- **EXERCISE DIRECTIONS**
Transcribe each record exactly. Include every one.

(Records from a collection of figures)
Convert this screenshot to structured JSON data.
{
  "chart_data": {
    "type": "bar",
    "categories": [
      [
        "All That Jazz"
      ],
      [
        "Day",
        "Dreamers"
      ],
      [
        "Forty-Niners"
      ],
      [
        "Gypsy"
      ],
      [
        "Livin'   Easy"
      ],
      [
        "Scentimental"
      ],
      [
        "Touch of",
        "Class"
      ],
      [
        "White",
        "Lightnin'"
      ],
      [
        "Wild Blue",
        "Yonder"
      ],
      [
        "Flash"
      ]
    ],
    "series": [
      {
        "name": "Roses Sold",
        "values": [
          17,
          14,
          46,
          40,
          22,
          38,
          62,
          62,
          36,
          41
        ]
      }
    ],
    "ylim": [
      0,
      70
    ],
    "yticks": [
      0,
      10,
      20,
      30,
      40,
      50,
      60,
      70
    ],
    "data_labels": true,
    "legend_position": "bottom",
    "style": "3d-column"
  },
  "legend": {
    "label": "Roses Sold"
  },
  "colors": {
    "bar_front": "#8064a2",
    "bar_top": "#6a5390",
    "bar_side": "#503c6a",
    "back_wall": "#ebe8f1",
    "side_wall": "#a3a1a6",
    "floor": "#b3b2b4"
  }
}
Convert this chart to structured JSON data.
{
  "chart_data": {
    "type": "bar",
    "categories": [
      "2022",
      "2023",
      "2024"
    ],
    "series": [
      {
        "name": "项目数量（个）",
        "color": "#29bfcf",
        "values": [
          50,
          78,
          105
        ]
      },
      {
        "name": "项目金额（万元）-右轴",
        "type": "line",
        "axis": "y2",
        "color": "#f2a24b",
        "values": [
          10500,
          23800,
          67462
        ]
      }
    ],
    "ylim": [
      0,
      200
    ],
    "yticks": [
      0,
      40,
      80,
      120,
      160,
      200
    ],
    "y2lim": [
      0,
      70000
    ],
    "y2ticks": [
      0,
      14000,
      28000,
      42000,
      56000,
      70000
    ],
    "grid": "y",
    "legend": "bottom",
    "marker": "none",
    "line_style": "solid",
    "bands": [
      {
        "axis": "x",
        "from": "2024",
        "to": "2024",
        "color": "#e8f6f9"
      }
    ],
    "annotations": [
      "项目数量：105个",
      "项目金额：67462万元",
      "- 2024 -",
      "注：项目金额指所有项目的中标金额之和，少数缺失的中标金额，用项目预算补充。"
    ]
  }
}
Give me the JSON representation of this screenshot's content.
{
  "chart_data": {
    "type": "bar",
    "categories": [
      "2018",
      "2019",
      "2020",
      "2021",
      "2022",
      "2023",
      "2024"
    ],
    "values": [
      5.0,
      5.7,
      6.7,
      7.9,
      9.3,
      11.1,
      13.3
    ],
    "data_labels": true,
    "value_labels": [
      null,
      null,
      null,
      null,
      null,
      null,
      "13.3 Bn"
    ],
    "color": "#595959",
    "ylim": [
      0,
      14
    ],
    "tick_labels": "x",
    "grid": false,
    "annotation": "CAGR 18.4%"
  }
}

- **ANSWER IN FULL**
Convert this screenshot to structured JSON data.
{
  "chart_data": {
    "type": "bar",
    "categories": [
      [
        "All That Jazz"
      ],
      [
        "Day",
        "Dreamers"
      ],
      [
        "Forty-Niners"
      ],
      [
        "Gypsy"
      ],
      [
        "Livin'   Easy"
      ],
      [
        "Scentimental"
      ],
      [
        "Touch of",
        "Class"
      ],
      [
        "White",
        "Lightnin'"
      ],
      [
        "Wild Blue",
        "Yonder"
      ],
      [
        "Flash"
      ]
    ],
    "series": [
      {
        "name": "Roses Sold",
        "values": [
          17,
          14,
          46,
          40,
          22,
          38,
          62,
          62,
          36,
          41
        ]
      }
    ],
    "ylim": [
      0,
      70
    ],
    "yticks": [
      0,
      10,
      20,
      30,
      40,
      50,
      60,
      70
    ],
    "data_labels": true,
    "legend_position": "bottom",
    "style": "3d-column"
  },
  "legend": {
    "label": "Roses Sold"
  },
  "colors": {
    "bar_front": "#8064a2",
    "bar_top": "#6a5390",
    "bar_side": "#503c6a",
    "back_wall": "#ebe8f1",
    "side_wall": "#a3a1a6",
    "floor": "#b3b2b4"
  }
}
Convert this chart to structured JSON data.
{
  "chart_data": {
    "type": "bar",
    "categories": [
      "2022",
      "2023",
      "2024"
    ],
    "series": [
      {
        "name": "项目数量（个）",
        "color": "#29bfcf",
        "values": [
          50,
          78,
          105
        ]
      },
      {
        "name": "项目金额（万元）-右轴",
        "type": "line",
        "axis": "y2",
        "color": "#f2a24b",
        "values": [
          10500,
          23800,
          67462
        ]
      }
    ],
    "ylim": [
      0,
      200
    ],
    "yticks": [
      0,
      40,
      80,
      120,
      160,
      200
    ],
    "y2lim": [
      0,
      70000
    ],
    "y2ticks": [
      0,
      14000,
      28000,
      42000,
      56000,
      70000
    ],
    "grid": "y",
    "legend": "bottom",
    "marker": "none",
    "line_style": "solid",
    "bands": [
      {
        "axis": "x",
        "from": "2024",
        "to": "2024",
        "color": "#e8f6f9"
      }
    ],
    "annotations": [
      "项目数量：105个",
      "项目金额：67462万元",
      "- 2024 -",
      "注：项目金额指所有项目的中标金额之和，少数缺失的中标金额，用项目预算补充。"
    ]
  }
}
Give me the JSON representation of this screenshot's content.
{
  "chart_data": {
    "type": "bar",
    "categories": [
      "2018",
      "2019",
      "2020",
      "2021",
      "2022",
      "2023",
      "2024"
    ],
    "values": [
      5.0,
      5.7,
      6.7,
      7.9,
      9.3,
      11.1,
      13.3
    ],
    "data_labels": true,
    "value_labels": [
      null,
      null,
      null,
      null,
      null,
      null,
      "13.3 Bn"
    ],
    "color": "#595959",
    "ylim": [
      0,
      14
    ],
    "tick_labels": "x",
    "grid": false,
    "annotation": "CAGR 18.4%"
  }
}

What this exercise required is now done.